- EXERCISE AIM: Show all lines of the listing that hold the word "generic".

--- MATERIAL FOR THE TASK ---

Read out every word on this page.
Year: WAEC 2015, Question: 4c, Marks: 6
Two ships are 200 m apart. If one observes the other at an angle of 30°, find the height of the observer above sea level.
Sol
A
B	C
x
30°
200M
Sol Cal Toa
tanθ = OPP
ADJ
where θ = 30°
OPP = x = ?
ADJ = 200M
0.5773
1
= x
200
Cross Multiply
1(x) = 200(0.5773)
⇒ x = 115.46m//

---
--- MATERIAL FOR THE TASK ---

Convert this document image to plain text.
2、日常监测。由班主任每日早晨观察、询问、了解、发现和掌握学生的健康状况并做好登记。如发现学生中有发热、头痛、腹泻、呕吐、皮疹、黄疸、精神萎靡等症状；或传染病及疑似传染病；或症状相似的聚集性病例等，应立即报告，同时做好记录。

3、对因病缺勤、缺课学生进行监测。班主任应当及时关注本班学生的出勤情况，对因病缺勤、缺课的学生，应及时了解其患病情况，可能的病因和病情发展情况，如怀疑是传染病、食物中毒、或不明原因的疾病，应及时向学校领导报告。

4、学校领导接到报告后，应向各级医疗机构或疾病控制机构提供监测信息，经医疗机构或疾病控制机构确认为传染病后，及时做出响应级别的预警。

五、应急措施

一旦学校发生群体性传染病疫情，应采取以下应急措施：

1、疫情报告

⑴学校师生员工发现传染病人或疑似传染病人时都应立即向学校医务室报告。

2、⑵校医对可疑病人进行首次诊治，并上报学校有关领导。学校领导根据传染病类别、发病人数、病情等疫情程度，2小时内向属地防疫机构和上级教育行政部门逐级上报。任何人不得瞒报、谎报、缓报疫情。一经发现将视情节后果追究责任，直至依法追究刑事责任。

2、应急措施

---
--- MATERIAL FOR THE TASK ---

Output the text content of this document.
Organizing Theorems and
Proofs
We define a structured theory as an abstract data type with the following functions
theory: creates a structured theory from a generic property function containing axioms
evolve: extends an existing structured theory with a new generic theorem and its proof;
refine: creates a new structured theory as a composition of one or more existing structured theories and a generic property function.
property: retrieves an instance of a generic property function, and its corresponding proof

---

- THE REPLY:
theory: creates a structured theory from a generic property function containing axioms
evolve: extends an existing structured theory with a new generic theorem and its proof;
refine: creates a new structured theory as a composition of one or more existing structured theories and a generic property function.
property: retrieves an instance of a generic property function, and its corresponding proof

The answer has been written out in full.